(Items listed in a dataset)
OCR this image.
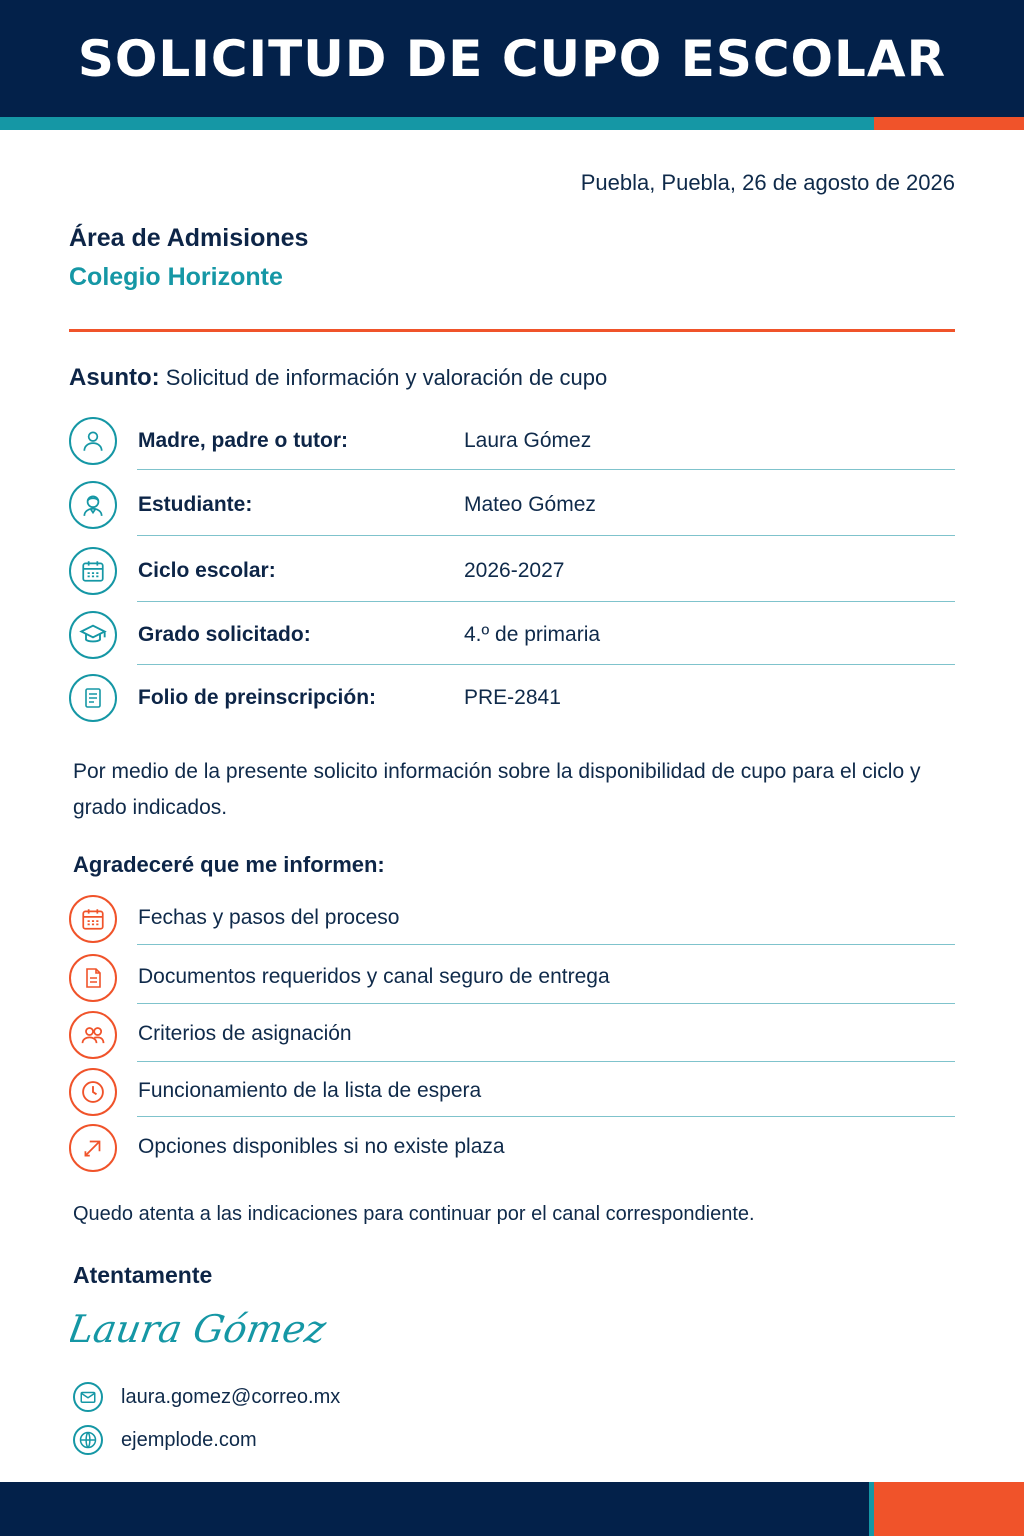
SOLICITUD DE CUPO ESCOLAR
Puebla, Puebla, 26 de agosto de 2026
Área de Admisiones
Colegio Horizonte
Asunto: Solicitud de información y valoración de cupo
Madre, padre o tutor:	Laura Gómez
Estudiante:	Mateo Gómez
Ciclo escolar:	2026-2027
Grado solicitado:	4.º de primaria
Folio de preinscripción:	PRE-2841
Por medio de la presente solicito información sobre la disponibilidad de cupo para el ciclo y grado indicados.
Agradeceré que me informen:
Fechas y pasos del proceso
Documentos requeridos y canal seguro de entrega
Criterios de asignación
Funcionamiento de la lista de espera
Opciones disponibles si no existe plaza
Quedo atenta a las indicaciones para continuar por el canal correspondiente.
Atentamente
Laura Gómez
laura.gomez@correo.mx
ejemplode.com
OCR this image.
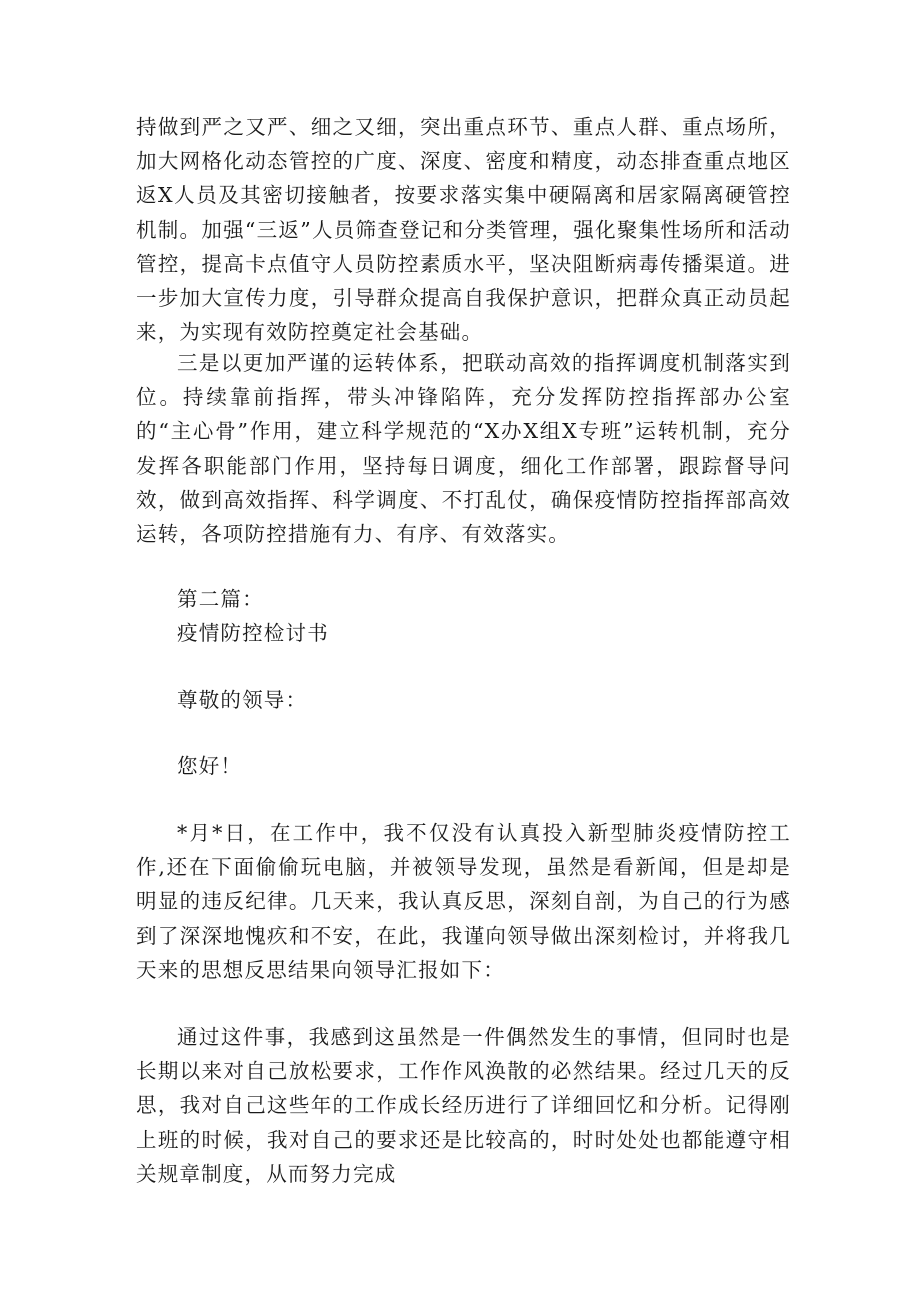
持做到严之又严、细之又细，突出重点环节、重点人群、重点场所，加大网格化动态管控的广度、深度、密度和精度，动态排查重点地区返X人员及其密切接触者，按要求落实集中硬隔离和居家隔离硬管控机制。加强“三返”人员筛查登记和分类管理，强化聚集性场所和活动管控，提高卡点值守人员防控素质水平，坚决阻断病毒传播渠道。进一步加大宣传力度，引导群众提高自我保护意识，把群众真正动员起来，为实现有效防控奠定社会基础。

三是以更加严谨的运转体系，把联动高效的指挥调度机制落实到位。持续靠前指挥，带头冲锋陷阵，充分发挥防控指挥部办公室的“主心骨”作用，建立科学规范的“X办X组X专班”运转机制，充分发挥各职能部门作用，坚持每日调度，细化工作部署，跟踪督导问效，做到高效指挥、科学调度、不打乱仗，确保疫情防控指挥部高效运转，各项防控措施有力、有序、有效落实。

第二篇：

疫情防控检讨书

尊敬的领导：

您好！

*月*日，在工作中，我不仅没有认真投入新型肺炎疫情防控工作,还在下面偷偷玩电脑，并被领导发现，虽然是看新闻，但是却是明显的违反纪律。几天来，我认真反思，深刻自剖，为自己的行为感到了深深地愧疚和不安，在此，我谨向领导做出深刻检讨，并将我几天来的思想反思结果向领导汇报如下：

通过这件事，我感到这虽然是一件偶然发生的事情，但同时也是长期以来对自己放松要求，工作作风涣散的必然结果。经过几天的反思，我对自己这些年的工作成长经历进行了详细回忆和分析。记得刚上班的时候，我对自己的要求还是比较高的，时时处处也都能遵守相关规章制度，从而努力完成
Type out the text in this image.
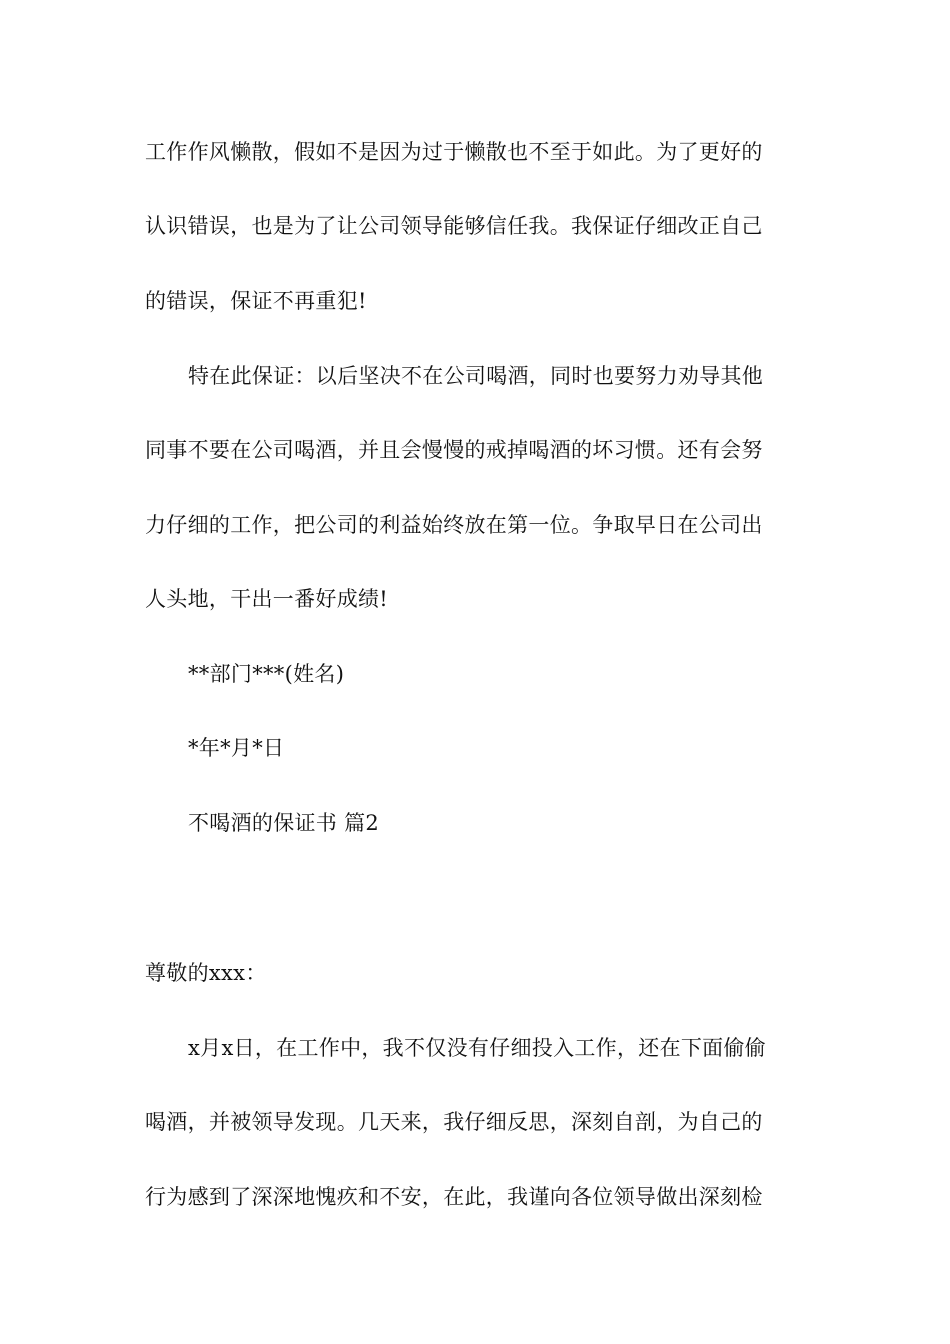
工作作风懒散，假如不是因为过于懒散也不至于如此。为了更好的
认识错误，也是为了让公司领导能够信任我。我保证仔细改正自己
的错误，保证不再重犯!
特在此保证：以后坚决不在公司喝酒，同时也要努力劝导其他
同事不要在公司喝酒，并且会慢慢的戒掉喝酒的坏习惯。还有会努
力仔细的工作，把公司的利益始终放在第一位。争取早日在公司出
人头地，干出一番好成绩!
**部门***(姓名)
*年*月*日
不喝酒的保证书 篇2
尊敬的xxx：
x月x日，在工作中，我不仅没有仔细投入工作，还在下面偷偷
喝酒，并被领导发现。几天来，我仔细反思，深刻自剖，为自己的
行为感到了深深地愧疚和不安，在此，我谨向各位领导做出深刻检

* _THE PROBLEM_
Without including any pictures, print each record exactly.

* _THE RESPONSE_
OCR this image.
SOLICITUD DE CUPO ESCOLAR
Puebla, Puebla, 26 de agosto de 2026
Área de Admisiones
Colegio Horizonte
Asunto: Solicitud de información y valoración de cupo
Madre, padre o tutor:	Laura Gómez
Estudiante:	Mateo Gómez
Ciclo escolar:	2026-2027
Grado solicitado:	4.º de primaria
Folio de preinscripción:	PRE-2841
Por medio de la presente solicito información sobre la disponibilidad de cupo para el ciclo y grado indicados.
Agradeceré que me informen:
Fechas y pasos del proceso
Documentos requeridos y canal seguro de entrega
Criterios de asignación
Funcionamiento de la lista de espera
Opciones disponibles si no existe plaza
Quedo atenta a las indicaciones para continuar por el canal correspondiente.
Atentamente
Laura Gómez
laura.gomez@correo.mx
ejemplode.com
OCR this image.
持做到严之又严、细之又细，突出重点环节、重点人群、重点场所，加大网格化动态管控的广度、深度、密度和精度，动态排查重点地区返X人员及其密切接触者，按要求落实集中硬隔离和居家隔离硬管控机制。加强“三返”人员筛查登记和分类管理，强化聚集性场所和活动管控，提高卡点值守人员防控素质水平，坚决阻断病毒传播渠道。进一步加大宣传力度，引导群众提高自我保护意识，把群众真正动员起来，为实现有效防控奠定社会基础。

三是以更加严谨的运转体系，把联动高效的指挥调度机制落实到位。持续靠前指挥，带头冲锋陷阵，充分发挥防控指挥部办公室的“主心骨”作用，建立科学规范的“X办X组X专班”运转机制，充分发挥各职能部门作用，坚持每日调度，细化工作部署，跟踪督导问效，做到高效指挥、科学调度、不打乱仗，确保疫情防控指挥部高效运转，各项防控措施有力、有序、有效落实。

第二篇：

疫情防控检讨书

尊敬的领导：

您好！

*月*日，在工作中，我不仅没有认真投入新型肺炎疫情防控工作,还在下面偷偷玩电脑，并被领导发现，虽然是看新闻，但是却是明显的违反纪律。几天来，我认真反思，深刻自剖，为自己的行为感到了深深地愧疚和不安，在此，我谨向领导做出深刻检讨，并将我几天来的思想反思结果向领导汇报如下：

通过这件事，我感到这虽然是一件偶然发生的事情，但同时也是长期以来对自己放松要求，工作作风涣散的必然结果。经过几天的反思，我对自己这些年的工作成长经历进行了详细回忆和分析。记得刚上班的时候，我对自己的要求还是比较高的，时时处处也都能遵守相关规章制度，从而努力完成
Type out the text in this image.
工作作风懒散，假如不是因为过于懒散也不至于如此。为了更好的
认识错误，也是为了让公司领导能够信任我。我保证仔细改正自己
的错误，保证不再重犯!
特在此保证：以后坚决不在公司喝酒，同时也要努力劝导其他
同事不要在公司喝酒，并且会慢慢的戒掉喝酒的坏习惯。还有会努
力仔细的工作，把公司的利益始终放在第一位。争取早日在公司出
人头地，干出一番好成绩!
**部门***(姓名)
*年*月*日
不喝酒的保证书 篇2
尊敬的xxx：
x月x日，在工作中，我不仅没有仔细投入工作，还在下面偷偷
喝酒，并被领导发现。几天来，我仔细反思，深刻自剖，为自己的
行为感到了深深地愧疚和不安，在此，我谨向各位领导做出深刻检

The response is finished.